### Exercise
The entries below should be transcribed in their entirety, exactly as written.

### Provided material
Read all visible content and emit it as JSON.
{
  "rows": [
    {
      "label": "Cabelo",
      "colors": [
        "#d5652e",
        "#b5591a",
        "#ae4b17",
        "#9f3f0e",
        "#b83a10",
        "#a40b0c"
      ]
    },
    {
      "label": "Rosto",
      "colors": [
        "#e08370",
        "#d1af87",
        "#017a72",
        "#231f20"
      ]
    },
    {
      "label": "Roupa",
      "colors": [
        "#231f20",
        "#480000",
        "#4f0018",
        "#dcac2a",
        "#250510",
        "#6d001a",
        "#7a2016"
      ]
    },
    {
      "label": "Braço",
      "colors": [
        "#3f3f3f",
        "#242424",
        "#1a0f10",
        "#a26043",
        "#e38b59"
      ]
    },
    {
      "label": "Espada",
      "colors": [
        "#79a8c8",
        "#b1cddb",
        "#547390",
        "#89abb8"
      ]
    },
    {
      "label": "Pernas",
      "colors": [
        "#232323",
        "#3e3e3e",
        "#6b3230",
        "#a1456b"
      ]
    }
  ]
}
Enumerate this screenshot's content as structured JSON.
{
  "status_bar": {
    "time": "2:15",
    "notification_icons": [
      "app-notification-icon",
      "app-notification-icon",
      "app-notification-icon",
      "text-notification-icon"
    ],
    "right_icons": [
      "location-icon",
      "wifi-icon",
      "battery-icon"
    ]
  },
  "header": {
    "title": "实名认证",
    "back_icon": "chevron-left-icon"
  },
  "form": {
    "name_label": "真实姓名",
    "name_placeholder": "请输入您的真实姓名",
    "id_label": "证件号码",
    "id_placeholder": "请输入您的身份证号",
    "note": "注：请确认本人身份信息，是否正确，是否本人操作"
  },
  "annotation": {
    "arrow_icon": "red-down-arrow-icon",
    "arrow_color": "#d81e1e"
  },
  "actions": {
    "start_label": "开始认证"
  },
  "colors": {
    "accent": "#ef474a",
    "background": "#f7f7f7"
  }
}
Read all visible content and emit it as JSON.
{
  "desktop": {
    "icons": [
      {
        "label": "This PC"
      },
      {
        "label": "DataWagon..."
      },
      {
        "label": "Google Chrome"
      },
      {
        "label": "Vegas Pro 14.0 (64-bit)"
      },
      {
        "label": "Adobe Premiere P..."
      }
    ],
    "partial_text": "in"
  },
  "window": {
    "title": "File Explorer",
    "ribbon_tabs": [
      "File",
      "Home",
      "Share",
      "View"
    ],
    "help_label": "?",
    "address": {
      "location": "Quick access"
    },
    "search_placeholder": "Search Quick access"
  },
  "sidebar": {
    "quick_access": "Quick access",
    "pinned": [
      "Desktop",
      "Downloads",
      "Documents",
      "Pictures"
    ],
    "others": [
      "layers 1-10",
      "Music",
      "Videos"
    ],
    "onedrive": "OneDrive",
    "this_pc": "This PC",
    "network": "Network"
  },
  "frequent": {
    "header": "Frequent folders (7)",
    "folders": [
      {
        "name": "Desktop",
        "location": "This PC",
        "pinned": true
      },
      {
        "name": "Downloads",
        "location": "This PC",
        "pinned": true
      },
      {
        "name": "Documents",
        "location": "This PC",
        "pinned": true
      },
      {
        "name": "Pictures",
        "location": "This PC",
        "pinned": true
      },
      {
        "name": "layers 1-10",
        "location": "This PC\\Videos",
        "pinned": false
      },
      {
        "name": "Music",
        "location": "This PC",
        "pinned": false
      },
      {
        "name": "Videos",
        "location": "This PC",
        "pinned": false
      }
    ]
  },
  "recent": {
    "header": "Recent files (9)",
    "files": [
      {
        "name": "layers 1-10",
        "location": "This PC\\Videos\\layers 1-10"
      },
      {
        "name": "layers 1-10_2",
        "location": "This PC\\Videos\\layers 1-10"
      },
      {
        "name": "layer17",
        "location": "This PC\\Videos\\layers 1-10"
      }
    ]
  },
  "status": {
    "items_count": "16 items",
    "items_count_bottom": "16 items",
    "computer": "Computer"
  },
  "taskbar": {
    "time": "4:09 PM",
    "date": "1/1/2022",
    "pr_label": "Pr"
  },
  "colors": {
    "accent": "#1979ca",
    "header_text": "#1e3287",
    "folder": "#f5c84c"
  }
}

### Result
Read all visible content and emit it as JSON.
{
  "rows": [
    {
      "label": "Cabelo",
      "colors": [
        "#d5652e",
        "#b5591a",
        "#ae4b17",
        "#9f3f0e",
        "#b83a10",
        "#a40b0c"
      ]
    },
    {
      "label": "Rosto",
      "colors": [
        "#e08370",
        "#d1af87",
        "#017a72",
        "#231f20"
      ]
    },
    {
      "label": "Roupa",
      "colors": [
        "#231f20",
        "#480000",
        "#4f0018",
        "#dcac2a",
        "#250510",
        "#6d001a",
        "#7a2016"
      ]
    },
    {
      "label": "Braço",
      "colors": [
        "#3f3f3f",
        "#242424",
        "#1a0f10",
        "#a26043",
        "#e38b59"
      ]
    },
    {
      "label": "Espada",
      "colors": [
        "#79a8c8",
        "#b1cddb",
        "#547390",
        "#89abb8"
      ]
    },
    {
      "label": "Pernas",
      "colors": [
        "#232323",
        "#3e3e3e",
        "#6b3230",
        "#a1456b"
      ]
    }
  ]
}
Enumerate this screenshot's content as structured JSON.
{
  "status_bar": {
    "time": "2:15",
    "notification_icons": [
      "app-notification-icon",
      "app-notification-icon",
      "app-notification-icon",
      "text-notification-icon"
    ],
    "right_icons": [
      "location-icon",
      "wifi-icon",
      "battery-icon"
    ]
  },
  "header": {
    "title": "实名认证",
    "back_icon": "chevron-left-icon"
  },
  "form": {
    "name_label": "真实姓名",
    "name_placeholder": "请输入您的真实姓名",
    "id_label": "证件号码",
    "id_placeholder": "请输入您的身份证号",
    "note": "注：请确认本人身份信息，是否正确，是否本人操作"
  },
  "annotation": {
    "arrow_icon": "red-down-arrow-icon",
    "arrow_color": "#d81e1e"
  },
  "actions": {
    "start_label": "开始认证"
  },
  "colors": {
    "accent": "#ef474a",
    "background": "#f7f7f7"
  }
}
Read all visible content and emit it as JSON.
{
  "desktop": {
    "icons": [
      {
        "label": "This PC"
      },
      {
        "label": "DataWagon..."
      },
      {
        "label": "Google Chrome"
      },
      {
        "label": "Vegas Pro 14.0 (64-bit)"
      },
      {
        "label": "Adobe Premiere P..."
      }
    ],
    "partial_text": "in"
  },
  "window": {
    "title": "File Explorer",
    "ribbon_tabs": [
      "File",
      "Home",
      "Share",
      "View"
    ],
    "help_label": "?",
    "address": {
      "location": "Quick access"
    },
    "search_placeholder": "Search Quick access"
  },
  "sidebar": {
    "quick_access": "Quick access",
    "pinned": [
      "Desktop",
      "Downloads",
      "Documents",
      "Pictures"
    ],
    "others": [
      "layers 1-10",
      "Music",
      "Videos"
    ],
    "onedrive": "OneDrive",
    "this_pc": "This PC",
    "network": "Network"
  },
  "frequent": {
    "header": "Frequent folders (7)",
    "folders": [
      {
        "name": "Desktop",
        "location": "This PC",
        "pinned": true
      },
      {
        "name": "Downloads",
        "location": "This PC",
        "pinned": true
      },
      {
        "name": "Documents",
        "location": "This PC",
        "pinned": true
      },
      {
        "name": "Pictures",
        "location": "This PC",
        "pinned": true
      },
      {
        "name": "layers 1-10",
        "location": "This PC\\Videos",
        "pinned": false
      },
      {
        "name": "Music",
        "location": "This PC",
        "pinned": false
      },
      {
        "name": "Videos",
        "location": "This PC",
        "pinned": false
      }
    ]
  },
  "recent": {
    "header": "Recent files (9)",
    "files": [
      {
        "name": "layers 1-10",
        "location": "This PC\\Videos\\layers 1-10"
      },
      {
        "name": "layers 1-10_2",
        "location": "This PC\\Videos\\layers 1-10"
      },
      {
        "name": "layer17",
        "location": "This PC\\Videos\\layers 1-10"
      }
    ]
  },
  "status": {
    "items_count": "16 items",
    "items_count_bottom": "16 items",
    "computer": "Computer"
  },
  "taskbar": {
    "time": "4:09 PM",
    "date": "1/1/2022",
    "pr_label": "Pr"
  },
  "colors": {
    "accent": "#1979ca",
    "header_text": "#1e3287",
    "folder": "#f5c84c"
  }
}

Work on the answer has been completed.